Tally the lines of the listing that contain the string "their", with case counting, and give only the number.

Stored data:
# # # # #
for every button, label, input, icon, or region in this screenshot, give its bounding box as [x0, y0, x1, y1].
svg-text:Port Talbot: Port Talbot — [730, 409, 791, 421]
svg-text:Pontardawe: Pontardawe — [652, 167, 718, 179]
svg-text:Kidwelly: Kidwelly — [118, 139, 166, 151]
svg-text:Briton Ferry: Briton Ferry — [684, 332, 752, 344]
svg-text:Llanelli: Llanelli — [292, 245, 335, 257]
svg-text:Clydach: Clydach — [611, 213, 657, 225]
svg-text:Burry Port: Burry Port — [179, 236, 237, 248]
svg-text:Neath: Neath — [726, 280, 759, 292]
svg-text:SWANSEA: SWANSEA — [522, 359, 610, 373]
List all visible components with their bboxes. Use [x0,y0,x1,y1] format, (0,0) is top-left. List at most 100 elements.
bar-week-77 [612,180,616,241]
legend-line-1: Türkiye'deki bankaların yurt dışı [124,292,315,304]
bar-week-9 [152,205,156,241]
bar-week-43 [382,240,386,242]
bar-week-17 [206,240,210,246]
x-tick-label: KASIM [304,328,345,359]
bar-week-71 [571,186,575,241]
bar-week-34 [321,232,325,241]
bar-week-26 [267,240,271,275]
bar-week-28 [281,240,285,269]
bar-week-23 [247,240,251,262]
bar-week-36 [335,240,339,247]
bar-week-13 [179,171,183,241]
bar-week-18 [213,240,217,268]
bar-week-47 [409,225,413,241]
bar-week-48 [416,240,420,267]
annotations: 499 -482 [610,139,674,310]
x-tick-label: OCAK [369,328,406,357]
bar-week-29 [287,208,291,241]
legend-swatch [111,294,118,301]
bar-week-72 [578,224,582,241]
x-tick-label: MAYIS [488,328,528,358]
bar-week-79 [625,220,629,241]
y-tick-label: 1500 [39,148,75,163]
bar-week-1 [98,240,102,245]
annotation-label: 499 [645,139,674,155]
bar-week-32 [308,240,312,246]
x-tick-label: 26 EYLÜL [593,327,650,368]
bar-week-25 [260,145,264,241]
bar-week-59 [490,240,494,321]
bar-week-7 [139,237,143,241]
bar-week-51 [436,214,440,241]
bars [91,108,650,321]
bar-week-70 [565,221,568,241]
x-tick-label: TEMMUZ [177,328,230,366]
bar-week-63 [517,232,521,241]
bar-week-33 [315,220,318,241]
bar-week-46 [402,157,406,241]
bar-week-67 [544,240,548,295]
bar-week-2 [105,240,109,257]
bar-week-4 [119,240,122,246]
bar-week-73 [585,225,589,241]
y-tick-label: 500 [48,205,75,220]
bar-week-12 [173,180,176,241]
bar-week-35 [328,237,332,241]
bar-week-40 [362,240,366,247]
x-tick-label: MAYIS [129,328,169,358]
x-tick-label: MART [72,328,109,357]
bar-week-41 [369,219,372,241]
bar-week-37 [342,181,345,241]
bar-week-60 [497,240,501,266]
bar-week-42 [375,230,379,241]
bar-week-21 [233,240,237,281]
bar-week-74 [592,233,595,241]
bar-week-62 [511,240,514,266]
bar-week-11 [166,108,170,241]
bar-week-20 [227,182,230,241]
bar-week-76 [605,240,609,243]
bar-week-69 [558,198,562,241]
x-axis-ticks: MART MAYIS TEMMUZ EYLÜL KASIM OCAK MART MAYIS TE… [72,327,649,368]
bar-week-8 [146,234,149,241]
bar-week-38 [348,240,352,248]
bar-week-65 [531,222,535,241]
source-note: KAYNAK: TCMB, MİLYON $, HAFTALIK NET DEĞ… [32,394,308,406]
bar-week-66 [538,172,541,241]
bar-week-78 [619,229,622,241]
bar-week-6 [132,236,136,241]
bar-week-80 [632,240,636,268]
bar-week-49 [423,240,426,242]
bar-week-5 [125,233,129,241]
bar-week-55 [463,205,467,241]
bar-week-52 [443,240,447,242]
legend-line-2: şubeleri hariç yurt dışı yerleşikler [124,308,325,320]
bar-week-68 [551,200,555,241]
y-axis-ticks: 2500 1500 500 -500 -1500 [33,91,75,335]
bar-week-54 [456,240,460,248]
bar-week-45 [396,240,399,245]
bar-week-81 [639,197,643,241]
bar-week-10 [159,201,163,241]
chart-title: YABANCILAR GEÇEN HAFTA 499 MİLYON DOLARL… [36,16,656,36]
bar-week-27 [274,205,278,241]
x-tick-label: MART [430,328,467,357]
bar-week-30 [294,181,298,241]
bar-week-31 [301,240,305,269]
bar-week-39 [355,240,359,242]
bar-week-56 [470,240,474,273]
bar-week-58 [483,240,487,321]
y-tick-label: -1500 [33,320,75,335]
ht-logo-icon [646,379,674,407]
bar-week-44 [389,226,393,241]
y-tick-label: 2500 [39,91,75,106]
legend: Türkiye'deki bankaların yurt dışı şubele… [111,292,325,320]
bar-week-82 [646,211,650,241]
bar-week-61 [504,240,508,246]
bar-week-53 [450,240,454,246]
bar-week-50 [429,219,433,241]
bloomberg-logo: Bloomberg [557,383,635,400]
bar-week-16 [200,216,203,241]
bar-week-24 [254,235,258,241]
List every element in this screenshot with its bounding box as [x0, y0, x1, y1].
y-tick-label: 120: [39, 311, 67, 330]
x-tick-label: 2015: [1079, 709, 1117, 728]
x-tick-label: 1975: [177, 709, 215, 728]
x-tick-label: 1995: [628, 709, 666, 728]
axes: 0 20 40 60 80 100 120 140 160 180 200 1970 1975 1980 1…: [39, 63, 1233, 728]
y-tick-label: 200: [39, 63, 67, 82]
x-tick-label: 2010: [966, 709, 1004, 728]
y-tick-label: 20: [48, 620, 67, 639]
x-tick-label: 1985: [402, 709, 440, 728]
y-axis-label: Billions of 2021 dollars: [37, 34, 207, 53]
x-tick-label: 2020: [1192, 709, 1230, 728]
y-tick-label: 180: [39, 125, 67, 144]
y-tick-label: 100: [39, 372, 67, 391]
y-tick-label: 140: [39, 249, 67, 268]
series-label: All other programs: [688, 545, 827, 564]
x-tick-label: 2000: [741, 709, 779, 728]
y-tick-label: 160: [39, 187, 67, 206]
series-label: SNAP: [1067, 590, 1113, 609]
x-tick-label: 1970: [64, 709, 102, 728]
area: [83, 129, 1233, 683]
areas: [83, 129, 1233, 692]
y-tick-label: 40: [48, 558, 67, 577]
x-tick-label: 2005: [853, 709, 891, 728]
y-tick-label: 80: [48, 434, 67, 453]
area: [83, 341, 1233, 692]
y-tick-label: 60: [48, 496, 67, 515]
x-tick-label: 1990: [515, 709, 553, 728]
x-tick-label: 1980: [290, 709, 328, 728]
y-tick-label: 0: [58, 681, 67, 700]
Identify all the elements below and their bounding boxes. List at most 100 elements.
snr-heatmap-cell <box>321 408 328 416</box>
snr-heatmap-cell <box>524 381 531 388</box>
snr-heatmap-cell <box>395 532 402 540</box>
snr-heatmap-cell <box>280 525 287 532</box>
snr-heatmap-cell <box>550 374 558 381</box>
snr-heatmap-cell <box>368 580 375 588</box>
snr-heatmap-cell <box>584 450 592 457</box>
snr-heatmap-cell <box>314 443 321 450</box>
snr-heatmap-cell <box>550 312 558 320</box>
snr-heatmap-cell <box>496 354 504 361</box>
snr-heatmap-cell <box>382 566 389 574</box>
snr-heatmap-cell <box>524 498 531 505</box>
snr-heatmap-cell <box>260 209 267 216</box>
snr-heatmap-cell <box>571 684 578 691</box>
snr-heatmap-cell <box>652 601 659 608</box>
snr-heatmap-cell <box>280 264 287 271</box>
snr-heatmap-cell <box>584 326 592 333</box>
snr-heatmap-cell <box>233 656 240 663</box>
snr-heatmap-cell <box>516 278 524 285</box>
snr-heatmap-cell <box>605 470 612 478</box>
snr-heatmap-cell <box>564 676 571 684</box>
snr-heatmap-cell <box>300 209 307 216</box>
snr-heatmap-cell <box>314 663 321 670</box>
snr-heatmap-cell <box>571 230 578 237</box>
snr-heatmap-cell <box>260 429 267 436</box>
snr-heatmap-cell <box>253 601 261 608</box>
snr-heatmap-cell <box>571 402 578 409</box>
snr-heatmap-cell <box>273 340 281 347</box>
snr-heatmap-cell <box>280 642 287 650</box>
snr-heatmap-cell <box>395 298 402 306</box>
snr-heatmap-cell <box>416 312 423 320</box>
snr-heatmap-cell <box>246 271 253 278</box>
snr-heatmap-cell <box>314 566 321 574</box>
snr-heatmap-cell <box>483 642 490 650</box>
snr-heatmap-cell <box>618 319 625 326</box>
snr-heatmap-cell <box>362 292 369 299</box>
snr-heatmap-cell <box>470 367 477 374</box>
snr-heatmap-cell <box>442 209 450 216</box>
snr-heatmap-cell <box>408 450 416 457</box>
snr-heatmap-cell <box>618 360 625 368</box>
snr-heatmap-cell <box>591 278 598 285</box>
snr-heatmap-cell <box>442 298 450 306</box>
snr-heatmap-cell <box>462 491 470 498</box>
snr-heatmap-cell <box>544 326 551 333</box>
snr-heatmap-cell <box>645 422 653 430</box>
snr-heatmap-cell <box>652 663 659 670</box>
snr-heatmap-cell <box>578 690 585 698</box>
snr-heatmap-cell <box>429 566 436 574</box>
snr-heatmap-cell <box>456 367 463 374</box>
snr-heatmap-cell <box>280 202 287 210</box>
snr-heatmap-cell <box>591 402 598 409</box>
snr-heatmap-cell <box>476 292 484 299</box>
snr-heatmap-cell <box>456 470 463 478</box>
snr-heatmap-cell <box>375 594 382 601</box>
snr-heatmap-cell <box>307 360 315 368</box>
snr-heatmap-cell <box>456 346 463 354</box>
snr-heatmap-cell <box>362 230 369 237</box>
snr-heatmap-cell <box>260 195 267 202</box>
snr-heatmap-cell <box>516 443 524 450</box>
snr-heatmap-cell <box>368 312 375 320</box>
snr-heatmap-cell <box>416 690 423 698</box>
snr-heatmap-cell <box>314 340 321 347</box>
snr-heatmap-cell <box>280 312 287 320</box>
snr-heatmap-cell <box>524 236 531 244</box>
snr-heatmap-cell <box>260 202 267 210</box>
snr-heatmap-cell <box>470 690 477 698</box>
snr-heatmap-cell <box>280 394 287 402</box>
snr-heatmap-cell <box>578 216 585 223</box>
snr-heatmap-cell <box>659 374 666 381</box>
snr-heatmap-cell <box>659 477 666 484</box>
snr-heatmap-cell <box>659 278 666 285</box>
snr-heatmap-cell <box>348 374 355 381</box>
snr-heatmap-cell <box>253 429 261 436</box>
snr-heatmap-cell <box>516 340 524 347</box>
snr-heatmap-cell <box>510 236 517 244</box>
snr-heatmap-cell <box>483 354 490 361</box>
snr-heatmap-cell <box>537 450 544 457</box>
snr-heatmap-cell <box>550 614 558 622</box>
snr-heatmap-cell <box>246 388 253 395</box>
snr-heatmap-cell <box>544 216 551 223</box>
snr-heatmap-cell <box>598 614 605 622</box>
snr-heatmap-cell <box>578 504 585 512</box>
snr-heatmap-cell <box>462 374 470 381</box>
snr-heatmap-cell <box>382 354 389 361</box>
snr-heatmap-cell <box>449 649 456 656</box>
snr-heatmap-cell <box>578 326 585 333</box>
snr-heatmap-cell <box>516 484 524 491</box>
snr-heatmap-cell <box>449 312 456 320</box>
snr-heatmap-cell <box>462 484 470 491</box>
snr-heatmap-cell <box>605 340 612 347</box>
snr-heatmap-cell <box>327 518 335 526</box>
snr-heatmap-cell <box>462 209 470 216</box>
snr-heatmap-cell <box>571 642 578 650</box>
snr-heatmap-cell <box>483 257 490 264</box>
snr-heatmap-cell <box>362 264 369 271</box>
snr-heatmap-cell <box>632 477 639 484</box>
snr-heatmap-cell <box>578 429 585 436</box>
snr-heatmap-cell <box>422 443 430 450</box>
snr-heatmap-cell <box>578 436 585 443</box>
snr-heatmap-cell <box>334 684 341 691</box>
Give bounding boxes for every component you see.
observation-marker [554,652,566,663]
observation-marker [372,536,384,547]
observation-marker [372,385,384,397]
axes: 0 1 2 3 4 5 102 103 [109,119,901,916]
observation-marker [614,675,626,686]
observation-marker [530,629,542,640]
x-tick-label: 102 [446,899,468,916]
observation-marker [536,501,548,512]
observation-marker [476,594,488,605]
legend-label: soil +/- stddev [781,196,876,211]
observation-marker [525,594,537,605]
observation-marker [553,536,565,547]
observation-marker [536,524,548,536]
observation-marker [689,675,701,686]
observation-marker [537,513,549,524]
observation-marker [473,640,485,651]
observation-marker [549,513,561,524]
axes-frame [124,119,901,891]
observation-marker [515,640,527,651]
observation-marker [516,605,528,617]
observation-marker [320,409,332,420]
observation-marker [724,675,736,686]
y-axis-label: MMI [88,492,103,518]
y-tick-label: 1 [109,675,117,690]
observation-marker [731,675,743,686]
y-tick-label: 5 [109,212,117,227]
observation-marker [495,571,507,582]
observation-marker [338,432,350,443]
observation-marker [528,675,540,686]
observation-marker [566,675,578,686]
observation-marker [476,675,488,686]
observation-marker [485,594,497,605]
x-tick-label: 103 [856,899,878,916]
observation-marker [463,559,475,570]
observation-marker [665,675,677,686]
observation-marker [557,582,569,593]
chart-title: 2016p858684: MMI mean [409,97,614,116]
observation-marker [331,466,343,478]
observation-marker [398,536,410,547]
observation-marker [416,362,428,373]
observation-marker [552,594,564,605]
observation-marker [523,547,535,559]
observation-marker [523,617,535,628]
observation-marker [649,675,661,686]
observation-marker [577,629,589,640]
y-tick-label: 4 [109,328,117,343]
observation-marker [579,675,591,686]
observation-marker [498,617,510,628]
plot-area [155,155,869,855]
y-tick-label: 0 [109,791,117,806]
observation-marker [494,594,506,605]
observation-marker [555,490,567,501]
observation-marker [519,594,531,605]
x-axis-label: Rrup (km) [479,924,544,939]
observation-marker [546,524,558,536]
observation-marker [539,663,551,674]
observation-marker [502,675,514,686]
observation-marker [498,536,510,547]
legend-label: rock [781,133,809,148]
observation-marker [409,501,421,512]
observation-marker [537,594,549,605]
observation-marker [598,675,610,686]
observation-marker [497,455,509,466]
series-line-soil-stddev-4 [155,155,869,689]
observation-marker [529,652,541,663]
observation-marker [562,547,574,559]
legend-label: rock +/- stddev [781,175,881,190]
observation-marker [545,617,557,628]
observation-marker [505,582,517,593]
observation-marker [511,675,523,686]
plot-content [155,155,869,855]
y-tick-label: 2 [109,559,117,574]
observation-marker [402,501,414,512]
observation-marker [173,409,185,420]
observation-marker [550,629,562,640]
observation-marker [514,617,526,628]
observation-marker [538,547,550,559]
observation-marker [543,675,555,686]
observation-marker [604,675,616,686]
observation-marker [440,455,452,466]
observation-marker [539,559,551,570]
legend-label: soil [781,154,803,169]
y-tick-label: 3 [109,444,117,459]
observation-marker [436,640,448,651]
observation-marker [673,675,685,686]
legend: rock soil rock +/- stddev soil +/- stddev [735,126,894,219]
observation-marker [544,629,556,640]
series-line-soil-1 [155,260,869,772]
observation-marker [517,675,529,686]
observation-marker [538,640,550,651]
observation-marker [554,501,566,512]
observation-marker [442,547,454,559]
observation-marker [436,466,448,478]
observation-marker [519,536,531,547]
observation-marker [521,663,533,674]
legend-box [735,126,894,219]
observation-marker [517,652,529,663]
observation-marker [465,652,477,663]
# # # # #
Response to this exercise: 2